▶
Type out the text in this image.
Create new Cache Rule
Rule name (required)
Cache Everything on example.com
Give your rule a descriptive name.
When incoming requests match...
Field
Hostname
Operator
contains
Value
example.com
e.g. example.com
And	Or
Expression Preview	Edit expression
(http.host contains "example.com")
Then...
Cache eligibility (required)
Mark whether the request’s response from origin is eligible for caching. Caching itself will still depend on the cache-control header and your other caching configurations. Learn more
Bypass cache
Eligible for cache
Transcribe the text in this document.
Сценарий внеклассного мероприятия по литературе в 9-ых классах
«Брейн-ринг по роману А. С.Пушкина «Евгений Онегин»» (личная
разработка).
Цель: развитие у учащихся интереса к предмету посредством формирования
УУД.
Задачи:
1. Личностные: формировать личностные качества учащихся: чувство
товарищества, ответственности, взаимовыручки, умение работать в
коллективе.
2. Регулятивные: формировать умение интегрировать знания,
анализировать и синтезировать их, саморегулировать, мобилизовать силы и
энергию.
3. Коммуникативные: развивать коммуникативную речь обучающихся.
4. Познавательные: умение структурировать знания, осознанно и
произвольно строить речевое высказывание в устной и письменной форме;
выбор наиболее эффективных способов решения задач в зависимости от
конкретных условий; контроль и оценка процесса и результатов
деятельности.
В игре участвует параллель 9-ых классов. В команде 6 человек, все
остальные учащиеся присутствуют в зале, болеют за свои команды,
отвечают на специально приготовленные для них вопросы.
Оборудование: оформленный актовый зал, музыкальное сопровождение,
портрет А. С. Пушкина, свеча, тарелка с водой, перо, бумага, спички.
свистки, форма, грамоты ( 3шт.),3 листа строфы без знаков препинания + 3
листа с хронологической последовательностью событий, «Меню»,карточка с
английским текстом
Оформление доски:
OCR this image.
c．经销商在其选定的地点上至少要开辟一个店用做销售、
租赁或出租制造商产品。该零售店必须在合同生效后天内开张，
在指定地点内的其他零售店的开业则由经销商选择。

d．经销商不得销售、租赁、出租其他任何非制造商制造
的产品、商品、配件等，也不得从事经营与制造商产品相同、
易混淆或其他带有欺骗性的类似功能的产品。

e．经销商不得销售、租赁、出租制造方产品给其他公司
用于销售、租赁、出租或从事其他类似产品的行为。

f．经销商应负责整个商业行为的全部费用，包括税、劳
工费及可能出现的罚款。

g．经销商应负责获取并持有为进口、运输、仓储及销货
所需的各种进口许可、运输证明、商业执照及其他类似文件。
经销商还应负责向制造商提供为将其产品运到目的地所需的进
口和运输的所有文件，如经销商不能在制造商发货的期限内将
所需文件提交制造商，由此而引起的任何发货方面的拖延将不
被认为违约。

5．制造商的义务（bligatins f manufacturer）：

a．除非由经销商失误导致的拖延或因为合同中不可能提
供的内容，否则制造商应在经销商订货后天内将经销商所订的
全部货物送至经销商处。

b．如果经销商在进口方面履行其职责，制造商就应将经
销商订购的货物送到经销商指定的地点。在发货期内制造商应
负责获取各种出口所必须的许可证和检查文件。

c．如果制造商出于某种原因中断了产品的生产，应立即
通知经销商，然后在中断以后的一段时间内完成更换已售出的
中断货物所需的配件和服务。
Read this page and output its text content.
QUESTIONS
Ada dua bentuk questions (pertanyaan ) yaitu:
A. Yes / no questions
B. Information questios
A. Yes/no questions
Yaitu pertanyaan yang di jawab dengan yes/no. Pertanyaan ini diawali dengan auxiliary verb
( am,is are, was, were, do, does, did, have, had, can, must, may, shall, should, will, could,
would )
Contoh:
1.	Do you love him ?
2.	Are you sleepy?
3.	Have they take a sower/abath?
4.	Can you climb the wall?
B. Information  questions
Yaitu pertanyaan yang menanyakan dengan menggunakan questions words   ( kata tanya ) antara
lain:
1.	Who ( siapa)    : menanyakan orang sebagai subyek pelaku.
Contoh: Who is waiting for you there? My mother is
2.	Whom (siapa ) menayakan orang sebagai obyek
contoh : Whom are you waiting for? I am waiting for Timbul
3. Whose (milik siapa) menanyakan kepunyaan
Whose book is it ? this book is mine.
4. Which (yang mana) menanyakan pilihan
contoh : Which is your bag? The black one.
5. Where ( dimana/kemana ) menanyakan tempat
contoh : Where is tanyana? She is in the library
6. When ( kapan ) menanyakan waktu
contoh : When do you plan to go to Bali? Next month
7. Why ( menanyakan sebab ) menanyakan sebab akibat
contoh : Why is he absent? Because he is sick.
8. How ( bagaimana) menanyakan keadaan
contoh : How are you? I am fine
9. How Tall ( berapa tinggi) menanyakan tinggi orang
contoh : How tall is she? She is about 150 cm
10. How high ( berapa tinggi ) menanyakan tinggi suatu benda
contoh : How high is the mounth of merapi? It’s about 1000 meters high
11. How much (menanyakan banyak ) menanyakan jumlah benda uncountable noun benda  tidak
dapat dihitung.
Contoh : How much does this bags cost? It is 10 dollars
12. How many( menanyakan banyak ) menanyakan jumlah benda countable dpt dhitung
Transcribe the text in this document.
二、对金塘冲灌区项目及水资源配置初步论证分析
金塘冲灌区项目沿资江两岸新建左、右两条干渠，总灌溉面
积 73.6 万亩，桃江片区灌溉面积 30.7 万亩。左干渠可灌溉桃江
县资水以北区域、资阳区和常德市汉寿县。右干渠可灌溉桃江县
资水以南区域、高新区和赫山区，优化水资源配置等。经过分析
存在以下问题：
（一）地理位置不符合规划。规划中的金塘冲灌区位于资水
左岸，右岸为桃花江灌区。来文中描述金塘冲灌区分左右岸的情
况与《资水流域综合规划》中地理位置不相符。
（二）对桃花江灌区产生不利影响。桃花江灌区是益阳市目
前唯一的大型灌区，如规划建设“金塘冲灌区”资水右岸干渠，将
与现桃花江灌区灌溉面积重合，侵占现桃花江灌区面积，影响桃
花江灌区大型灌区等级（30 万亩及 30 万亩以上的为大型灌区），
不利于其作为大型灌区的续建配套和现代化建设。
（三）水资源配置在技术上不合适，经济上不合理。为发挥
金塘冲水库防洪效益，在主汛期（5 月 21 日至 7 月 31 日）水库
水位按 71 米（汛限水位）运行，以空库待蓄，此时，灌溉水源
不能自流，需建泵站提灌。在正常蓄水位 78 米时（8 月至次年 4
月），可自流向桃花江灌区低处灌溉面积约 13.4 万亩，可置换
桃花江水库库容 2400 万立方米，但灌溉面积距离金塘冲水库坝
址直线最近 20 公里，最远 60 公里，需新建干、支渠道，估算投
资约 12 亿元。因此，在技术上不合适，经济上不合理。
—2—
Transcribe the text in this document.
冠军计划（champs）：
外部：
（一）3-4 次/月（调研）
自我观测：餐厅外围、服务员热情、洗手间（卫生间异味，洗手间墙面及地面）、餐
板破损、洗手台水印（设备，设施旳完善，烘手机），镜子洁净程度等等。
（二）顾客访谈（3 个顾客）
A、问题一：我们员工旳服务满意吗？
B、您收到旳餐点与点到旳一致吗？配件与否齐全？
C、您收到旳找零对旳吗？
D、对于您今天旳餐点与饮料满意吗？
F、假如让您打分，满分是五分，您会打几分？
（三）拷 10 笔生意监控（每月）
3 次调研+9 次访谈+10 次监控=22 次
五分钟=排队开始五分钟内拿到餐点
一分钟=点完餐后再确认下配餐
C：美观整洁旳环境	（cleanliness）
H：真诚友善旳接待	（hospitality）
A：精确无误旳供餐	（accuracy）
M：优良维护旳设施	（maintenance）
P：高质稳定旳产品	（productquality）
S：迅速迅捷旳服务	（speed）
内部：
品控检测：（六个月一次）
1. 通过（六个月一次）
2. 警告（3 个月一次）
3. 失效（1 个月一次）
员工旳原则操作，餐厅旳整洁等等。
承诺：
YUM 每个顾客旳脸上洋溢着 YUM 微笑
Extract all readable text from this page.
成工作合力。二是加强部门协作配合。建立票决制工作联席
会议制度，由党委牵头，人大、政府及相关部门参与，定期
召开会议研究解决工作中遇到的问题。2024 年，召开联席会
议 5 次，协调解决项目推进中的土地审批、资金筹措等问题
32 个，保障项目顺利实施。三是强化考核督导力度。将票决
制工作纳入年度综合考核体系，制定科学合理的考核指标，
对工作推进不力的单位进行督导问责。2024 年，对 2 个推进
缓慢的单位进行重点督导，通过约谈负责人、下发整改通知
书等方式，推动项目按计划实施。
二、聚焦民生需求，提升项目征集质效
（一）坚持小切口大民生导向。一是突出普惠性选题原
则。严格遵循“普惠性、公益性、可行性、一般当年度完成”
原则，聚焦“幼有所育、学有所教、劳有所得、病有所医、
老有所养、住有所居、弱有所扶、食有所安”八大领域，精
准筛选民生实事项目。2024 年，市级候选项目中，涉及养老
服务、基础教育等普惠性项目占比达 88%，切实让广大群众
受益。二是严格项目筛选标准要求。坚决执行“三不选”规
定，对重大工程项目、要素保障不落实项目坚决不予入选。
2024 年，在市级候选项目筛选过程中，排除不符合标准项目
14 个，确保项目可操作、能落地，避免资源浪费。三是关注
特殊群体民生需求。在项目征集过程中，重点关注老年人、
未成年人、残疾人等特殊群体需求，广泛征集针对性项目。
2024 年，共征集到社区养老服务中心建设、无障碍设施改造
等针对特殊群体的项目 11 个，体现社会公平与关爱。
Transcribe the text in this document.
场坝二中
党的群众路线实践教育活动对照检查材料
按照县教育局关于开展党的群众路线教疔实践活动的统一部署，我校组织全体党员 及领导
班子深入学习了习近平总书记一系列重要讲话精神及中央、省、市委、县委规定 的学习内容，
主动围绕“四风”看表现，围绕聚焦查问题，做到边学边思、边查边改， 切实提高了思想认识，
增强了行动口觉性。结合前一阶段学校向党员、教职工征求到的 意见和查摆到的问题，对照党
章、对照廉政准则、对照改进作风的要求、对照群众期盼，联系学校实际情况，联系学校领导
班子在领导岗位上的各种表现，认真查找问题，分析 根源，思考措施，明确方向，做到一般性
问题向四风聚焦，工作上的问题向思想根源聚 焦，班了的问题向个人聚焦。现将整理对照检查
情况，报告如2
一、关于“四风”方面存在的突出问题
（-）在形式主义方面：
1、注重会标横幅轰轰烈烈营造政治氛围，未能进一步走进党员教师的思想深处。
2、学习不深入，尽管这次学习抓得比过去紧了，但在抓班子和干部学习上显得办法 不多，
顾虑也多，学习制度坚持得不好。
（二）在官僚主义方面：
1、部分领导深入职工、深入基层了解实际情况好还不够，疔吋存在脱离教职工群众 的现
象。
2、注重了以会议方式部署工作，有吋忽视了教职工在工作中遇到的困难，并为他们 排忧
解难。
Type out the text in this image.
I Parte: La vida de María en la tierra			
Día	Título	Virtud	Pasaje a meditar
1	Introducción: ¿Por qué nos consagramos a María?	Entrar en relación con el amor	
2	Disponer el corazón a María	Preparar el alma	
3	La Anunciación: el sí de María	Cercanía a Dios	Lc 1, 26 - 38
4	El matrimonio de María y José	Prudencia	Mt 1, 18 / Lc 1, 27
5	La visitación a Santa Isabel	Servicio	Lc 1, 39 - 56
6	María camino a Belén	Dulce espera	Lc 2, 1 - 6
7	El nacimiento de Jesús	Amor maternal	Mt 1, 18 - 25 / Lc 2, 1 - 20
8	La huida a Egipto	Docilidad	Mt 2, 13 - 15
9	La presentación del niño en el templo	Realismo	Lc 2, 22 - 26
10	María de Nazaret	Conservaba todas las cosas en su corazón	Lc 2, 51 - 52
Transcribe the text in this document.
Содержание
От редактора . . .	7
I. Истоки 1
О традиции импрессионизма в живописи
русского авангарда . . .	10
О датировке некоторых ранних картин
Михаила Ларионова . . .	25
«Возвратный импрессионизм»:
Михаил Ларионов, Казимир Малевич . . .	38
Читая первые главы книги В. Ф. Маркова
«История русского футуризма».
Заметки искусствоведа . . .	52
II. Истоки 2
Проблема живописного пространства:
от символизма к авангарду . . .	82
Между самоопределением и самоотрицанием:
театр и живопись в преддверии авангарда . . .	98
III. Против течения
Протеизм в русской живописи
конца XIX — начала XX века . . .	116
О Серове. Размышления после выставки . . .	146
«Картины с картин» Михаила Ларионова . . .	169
◀
Looking back at the lines above, state how many contain the word "siapa", and supply nothing besides the number.

3